══ Listed entries ══
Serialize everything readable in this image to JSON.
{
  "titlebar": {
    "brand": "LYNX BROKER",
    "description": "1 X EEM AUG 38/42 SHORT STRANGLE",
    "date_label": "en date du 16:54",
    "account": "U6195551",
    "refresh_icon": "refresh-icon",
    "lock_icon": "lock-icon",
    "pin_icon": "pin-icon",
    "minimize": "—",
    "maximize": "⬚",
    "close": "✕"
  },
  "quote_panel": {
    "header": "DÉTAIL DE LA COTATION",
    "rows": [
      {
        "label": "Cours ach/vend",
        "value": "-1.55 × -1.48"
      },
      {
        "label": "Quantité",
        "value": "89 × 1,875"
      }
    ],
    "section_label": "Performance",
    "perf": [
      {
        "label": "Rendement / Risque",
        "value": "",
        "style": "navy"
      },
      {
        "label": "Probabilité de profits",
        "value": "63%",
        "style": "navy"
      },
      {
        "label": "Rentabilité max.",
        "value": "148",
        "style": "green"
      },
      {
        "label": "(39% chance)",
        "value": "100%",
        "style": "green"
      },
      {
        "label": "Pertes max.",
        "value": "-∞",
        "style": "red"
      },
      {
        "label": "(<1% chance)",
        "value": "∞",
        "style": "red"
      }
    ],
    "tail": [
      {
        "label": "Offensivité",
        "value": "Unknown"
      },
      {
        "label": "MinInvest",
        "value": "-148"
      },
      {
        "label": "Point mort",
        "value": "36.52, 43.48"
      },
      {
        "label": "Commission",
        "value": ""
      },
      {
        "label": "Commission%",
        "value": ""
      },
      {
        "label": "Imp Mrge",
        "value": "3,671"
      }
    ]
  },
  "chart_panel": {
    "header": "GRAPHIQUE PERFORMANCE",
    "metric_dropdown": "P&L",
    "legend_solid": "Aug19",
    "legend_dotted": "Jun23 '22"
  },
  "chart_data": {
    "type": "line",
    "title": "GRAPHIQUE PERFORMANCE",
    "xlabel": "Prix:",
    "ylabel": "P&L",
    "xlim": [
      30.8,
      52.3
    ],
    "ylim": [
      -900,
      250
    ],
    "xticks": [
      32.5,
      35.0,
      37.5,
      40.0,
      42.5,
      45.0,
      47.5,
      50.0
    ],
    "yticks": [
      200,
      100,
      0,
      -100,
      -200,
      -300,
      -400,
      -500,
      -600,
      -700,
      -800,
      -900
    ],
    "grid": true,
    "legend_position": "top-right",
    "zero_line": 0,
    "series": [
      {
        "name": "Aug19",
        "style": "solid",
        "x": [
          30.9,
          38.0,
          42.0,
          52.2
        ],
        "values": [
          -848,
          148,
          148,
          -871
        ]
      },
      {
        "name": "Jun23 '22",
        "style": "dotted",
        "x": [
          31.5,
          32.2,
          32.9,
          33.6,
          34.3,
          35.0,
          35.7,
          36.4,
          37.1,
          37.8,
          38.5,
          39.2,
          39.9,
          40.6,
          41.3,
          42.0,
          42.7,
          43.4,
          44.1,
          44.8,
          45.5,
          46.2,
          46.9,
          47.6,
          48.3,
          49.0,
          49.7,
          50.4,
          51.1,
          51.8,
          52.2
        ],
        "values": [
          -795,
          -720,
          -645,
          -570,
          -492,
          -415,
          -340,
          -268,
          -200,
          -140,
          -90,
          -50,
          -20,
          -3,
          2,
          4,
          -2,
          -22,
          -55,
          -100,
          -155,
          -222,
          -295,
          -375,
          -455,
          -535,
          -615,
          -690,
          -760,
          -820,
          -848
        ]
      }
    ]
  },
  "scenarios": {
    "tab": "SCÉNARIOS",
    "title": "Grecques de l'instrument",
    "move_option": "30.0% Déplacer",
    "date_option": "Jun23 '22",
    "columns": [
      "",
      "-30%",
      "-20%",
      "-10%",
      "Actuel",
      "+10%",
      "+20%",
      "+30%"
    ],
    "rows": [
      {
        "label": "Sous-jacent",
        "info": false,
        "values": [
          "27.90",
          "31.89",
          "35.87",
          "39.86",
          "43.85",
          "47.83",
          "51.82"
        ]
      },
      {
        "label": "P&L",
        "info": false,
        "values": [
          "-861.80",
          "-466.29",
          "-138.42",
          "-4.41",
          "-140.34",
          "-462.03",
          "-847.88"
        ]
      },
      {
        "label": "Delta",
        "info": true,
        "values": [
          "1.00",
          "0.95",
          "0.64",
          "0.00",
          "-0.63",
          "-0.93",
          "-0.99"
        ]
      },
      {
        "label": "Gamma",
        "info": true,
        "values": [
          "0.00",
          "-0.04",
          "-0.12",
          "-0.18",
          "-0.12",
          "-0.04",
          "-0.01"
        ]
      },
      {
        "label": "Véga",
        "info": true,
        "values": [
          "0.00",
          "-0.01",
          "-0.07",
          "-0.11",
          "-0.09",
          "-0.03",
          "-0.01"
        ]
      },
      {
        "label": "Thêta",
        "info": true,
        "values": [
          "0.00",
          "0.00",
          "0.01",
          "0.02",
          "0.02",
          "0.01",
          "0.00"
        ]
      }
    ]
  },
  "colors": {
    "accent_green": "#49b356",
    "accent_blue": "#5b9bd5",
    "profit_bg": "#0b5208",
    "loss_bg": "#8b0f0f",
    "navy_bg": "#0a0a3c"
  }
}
═══
Stated task
Copy every record exactly as presented.

Exercise answer
Serialize everything readable in this image to JSON.
{
  "titlebar": {
    "brand": "LYNX BROKER",
    "description": "1 X EEM AUG 38/42 SHORT STRANGLE",
    "date_label": "en date du 16:54",
    "account": "U6195551",
    "refresh_icon": "refresh-icon",
    "lock_icon": "lock-icon",
    "pin_icon": "pin-icon",
    "minimize": "—",
    "maximize": "⬚",
    "close": "✕"
  },
  "quote_panel": {
    "header": "DÉTAIL DE LA COTATION",
    "rows": [
      {
        "label": "Cours ach/vend",
        "value": "-1.55 × -1.48"
      },
      {
        "label": "Quantité",
        "value": "89 × 1,875"
      }
    ],
    "section_label": "Performance",
    "perf": [
      {
        "label": "Rendement / Risque",
        "value": "",
        "style": "navy"
      },
      {
        "label": "Probabilité de profits",
        "value": "63%",
        "style": "navy"
      },
      {
        "label": "Rentabilité max.",
        "value": "148",
        "style": "green"
      },
      {
        "label": "(39% chance)",
        "value": "100%",
        "style": "green"
      },
      {
        "label": "Pertes max.",
        "value": "-∞",
        "style": "red"
      },
      {
        "label": "(<1% chance)",
        "value": "∞",
        "style": "red"
      }
    ],
    "tail": [
      {
        "label": "Offensivité",
        "value": "Unknown"
      },
      {
        "label": "MinInvest",
        "value": "-148"
      },
      {
        "label": "Point mort",
        "value": "36.52, 43.48"
      },
      {
        "label": "Commission",
        "value": ""
      },
      {
        "label": "Commission%",
        "value": ""
      },
      {
        "label": "Imp Mrge",
        "value": "3,671"
      }
    ]
  },
  "chart_panel": {
    "header": "GRAPHIQUE PERFORMANCE",
    "metric_dropdown": "P&L",
    "legend_solid": "Aug19",
    "legend_dotted": "Jun23 '22"
  },
  "chart_data": {
    "type": "line",
    "title": "GRAPHIQUE PERFORMANCE",
    "xlabel": "Prix:",
    "ylabel": "P&L",
    "xlim": [
      30.8,
      52.3
    ],
    "ylim": [
      -900,
      250
    ],
    "xticks": [
      32.5,
      35.0,
      37.5,
      40.0,
      42.5,
      45.0,
      47.5,
      50.0
    ],
    "yticks": [
      200,
      100,
      0,
      -100,
      -200,
      -300,
      -400,
      -500,
      -600,
      -700,
      -800,
      -900
    ],
    "grid": true,
    "legend_position": "top-right",
    "zero_line": 0,
    "series": [
      {
        "name": "Aug19",
        "style": "solid",
        "x": [
          30.9,
          38.0,
          42.0,
          52.2
        ],
        "values": [
          -848,
          148,
          148,
          -871
        ]
      },
      {
        "name": "Jun23 '22",
        "style": "dotted",
        "x": [
          31.5,
          32.2,
          32.9,
          33.6,
          34.3,
          35.0,
          35.7,
          36.4,
          37.1,
          37.8,
          38.5,
          39.2,
          39.9,
          40.6,
          41.3,
          42.0,
          42.7,
          43.4,
          44.1,
          44.8,
          45.5,
          46.2,
          46.9,
          47.6,
          48.3,
          49.0,
          49.7,
          50.4,
          51.1,
          51.8,
          52.2
        ],
        "values": [
          -795,
          -720,
          -645,
          -570,
          -492,
          -415,
          -340,
          -268,
          -200,
          -140,
          -90,
          -50,
          -20,
          -3,
          2,
          4,
          -2,
          -22,
          -55,
          -100,
          -155,
          -222,
          -295,
          -375,
          -455,
          -535,
          -615,
          -690,
          -760,
          -820,
          -848
        ]
      }
    ]
  },
  "scenarios": {
    "tab": "SCÉNARIOS",
    "title": "Grecques de l'instrument",
    "move_option": "30.0% Déplacer",
    "date_option": "Jun23 '22",
    "columns": [
      "",
      "-30%",
      "-20%",
      "-10%",
      "Actuel",
      "+10%",
      "+20%",
      "+30%"
    ],
    "rows": [
      {
        "label": "Sous-jacent",
        "info": false,
        "values": [
          "27.90",
          "31.89",
          "35.87",
          "39.86",
          "43.85",
          "47.83",
          "51.82"
        ]
      },
      {
        "label": "P&L",
        "info": false,
        "values": [
          "-861.80",
          "-466.29",
          "-138.42",
          "-4.41",
          "-140.34",
          "-462.03",
          "-847.88"
        ]
      },
      {
        "label": "Delta",
        "info": true,
        "values": [
          "1.00",
          "0.95",
          "0.64",
          "0.00",
          "-0.63",
          "-0.93",
          "-0.99"
        ]
      },
      {
        "label": "Gamma",
        "info": true,
        "values": [
          "0.00",
          "-0.04",
          "-0.12",
          "-0.18",
          "-0.12",
          "-0.04",
          "-0.01"
        ]
      },
      {
        "label": "Véga",
        "info": true,
        "values": [
          "0.00",
          "-0.01",
          "-0.07",
          "-0.11",
          "-0.09",
          "-0.03",
          "-0.01"
        ]
      },
      {
        "label": "Thêta",
        "info": true,
        "values": [
          "0.00",
          "0.00",
          "0.01",
          "0.02",
          "0.02",
          "0.01",
          "0.00"
        ]
      }
    ]
  },
  "colors": {
    "accent_green": "#49b356",
    "accent_blue": "#5b9bd5",
    "profit_bg": "#0b5208",
    "loss_bg": "#8b0f0f",
    "navy_bg": "#0a0a3c"
  }
}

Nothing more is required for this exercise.